### Material for this exercise

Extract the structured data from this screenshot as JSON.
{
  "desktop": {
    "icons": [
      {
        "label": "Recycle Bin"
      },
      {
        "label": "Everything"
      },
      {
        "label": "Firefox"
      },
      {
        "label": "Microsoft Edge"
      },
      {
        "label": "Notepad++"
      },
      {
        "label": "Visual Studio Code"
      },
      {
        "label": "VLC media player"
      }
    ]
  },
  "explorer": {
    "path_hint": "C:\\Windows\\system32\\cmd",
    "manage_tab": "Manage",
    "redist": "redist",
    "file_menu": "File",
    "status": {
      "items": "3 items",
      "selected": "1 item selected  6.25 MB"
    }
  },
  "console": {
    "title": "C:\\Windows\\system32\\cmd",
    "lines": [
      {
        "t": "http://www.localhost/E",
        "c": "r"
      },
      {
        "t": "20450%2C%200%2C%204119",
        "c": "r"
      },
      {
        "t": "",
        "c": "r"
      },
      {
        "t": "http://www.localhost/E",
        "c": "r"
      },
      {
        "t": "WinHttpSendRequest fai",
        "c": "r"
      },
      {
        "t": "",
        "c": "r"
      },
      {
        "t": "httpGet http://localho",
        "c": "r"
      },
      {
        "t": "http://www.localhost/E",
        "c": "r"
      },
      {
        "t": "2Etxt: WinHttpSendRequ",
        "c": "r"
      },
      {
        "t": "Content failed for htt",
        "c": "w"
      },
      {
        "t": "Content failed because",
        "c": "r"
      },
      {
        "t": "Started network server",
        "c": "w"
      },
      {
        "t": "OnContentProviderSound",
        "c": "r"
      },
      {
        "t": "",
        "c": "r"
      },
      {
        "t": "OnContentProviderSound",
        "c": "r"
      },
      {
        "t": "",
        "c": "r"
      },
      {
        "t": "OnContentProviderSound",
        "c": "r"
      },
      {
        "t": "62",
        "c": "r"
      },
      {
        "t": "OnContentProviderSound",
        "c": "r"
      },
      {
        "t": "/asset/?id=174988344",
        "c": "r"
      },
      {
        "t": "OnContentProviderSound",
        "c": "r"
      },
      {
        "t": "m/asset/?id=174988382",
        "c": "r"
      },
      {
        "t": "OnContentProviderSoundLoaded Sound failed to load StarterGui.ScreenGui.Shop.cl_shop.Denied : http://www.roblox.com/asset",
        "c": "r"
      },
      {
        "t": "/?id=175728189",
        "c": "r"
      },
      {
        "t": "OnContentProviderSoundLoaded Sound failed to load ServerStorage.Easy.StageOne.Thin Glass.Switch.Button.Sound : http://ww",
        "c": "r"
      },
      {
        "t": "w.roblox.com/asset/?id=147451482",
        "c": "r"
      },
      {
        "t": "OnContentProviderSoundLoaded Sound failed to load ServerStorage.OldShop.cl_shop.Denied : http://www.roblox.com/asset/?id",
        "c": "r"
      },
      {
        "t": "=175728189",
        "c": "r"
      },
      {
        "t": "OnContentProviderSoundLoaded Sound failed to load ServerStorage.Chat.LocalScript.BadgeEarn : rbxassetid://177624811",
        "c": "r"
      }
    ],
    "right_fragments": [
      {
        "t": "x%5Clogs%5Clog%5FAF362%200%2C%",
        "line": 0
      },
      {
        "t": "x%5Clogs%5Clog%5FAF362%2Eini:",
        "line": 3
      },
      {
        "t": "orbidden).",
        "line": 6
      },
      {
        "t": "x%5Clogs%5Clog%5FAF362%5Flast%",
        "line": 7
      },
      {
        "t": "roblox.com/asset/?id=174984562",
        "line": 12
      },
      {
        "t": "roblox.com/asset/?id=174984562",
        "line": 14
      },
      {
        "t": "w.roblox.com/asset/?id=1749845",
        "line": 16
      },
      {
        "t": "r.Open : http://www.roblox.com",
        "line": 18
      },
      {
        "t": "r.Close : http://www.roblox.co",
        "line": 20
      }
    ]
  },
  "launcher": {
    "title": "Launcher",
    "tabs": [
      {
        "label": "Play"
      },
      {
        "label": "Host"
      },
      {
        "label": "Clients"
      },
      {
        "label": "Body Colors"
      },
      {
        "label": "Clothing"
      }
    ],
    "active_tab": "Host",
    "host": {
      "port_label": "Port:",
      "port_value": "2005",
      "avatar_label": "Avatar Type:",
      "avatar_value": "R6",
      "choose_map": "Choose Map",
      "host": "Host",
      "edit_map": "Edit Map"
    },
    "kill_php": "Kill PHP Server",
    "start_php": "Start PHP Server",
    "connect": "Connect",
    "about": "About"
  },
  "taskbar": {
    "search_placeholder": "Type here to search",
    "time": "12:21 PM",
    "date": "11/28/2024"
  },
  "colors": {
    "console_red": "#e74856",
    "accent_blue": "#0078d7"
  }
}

######
### Material for this exercise

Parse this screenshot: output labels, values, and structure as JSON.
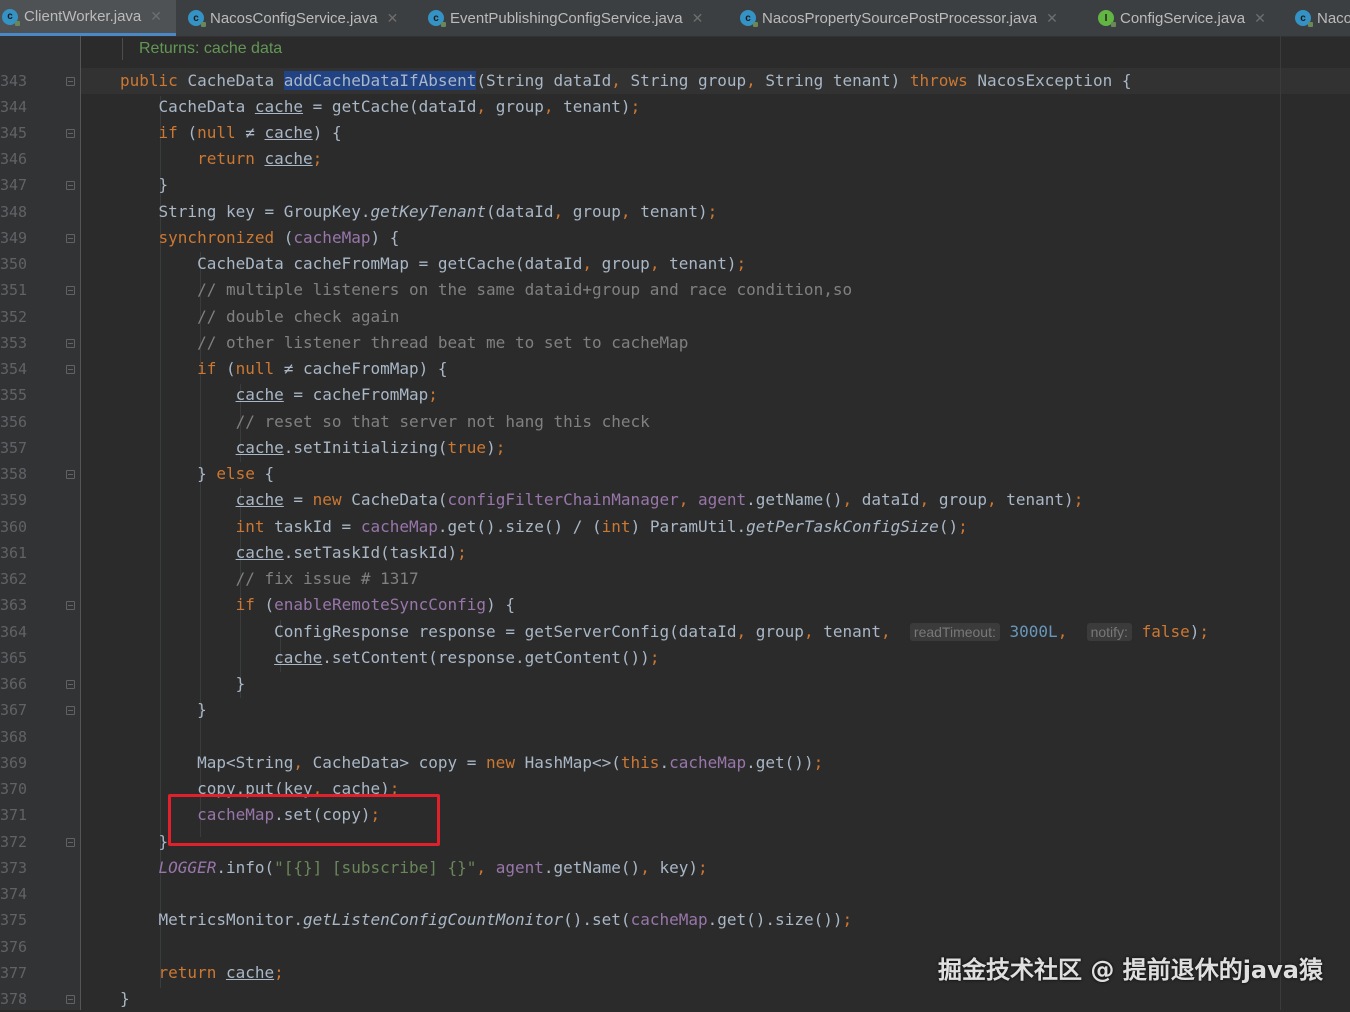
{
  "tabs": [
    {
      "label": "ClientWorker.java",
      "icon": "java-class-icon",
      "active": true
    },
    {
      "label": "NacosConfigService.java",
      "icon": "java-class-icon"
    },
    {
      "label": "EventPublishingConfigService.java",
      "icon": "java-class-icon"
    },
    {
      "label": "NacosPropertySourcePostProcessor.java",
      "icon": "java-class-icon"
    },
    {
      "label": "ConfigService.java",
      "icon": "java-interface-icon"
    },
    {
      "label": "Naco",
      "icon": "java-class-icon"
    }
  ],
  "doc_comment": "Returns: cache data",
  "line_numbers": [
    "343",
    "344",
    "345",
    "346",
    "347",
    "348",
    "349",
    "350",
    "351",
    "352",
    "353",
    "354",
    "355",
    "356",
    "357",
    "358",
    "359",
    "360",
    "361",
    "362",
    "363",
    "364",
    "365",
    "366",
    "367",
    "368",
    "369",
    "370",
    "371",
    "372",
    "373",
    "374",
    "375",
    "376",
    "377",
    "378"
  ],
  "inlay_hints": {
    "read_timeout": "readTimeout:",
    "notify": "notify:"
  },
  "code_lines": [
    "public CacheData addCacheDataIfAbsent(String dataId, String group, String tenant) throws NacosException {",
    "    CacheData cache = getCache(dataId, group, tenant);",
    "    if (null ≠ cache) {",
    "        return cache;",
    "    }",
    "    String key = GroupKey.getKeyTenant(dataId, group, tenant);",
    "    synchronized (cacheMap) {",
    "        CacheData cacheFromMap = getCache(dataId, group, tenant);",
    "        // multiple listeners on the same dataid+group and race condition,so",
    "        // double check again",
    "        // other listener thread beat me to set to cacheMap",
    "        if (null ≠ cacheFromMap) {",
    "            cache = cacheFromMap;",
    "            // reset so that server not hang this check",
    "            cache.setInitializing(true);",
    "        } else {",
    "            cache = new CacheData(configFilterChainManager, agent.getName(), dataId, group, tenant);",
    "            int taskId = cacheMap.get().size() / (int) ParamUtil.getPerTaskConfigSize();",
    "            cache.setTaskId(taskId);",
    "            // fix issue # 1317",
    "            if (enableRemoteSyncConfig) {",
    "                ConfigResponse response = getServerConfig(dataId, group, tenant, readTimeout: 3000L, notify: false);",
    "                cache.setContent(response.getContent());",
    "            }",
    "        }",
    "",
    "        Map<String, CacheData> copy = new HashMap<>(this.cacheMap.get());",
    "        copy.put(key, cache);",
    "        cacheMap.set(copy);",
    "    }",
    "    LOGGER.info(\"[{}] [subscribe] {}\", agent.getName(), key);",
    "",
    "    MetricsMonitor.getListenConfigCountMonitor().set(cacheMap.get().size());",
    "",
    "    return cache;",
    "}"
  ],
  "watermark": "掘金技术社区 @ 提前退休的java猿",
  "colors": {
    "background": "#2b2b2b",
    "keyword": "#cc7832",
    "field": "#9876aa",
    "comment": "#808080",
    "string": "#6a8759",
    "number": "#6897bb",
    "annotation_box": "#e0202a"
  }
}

######

• Exercise instructions:
Track down every line with the word "Denied" and copy it.

• Correct response:
        "t": "OnContentProviderSoundLoaded Sound failed to load StarterGui.ScreenGui.Shop.cl_shop.Denied : http://www.roblox.com/asset",
        "t": "OnContentProviderSoundLoaded Sound failed to load ServerStorage.OldShop.cl_shop.Denied : http://www.roblox.com/asset/?id",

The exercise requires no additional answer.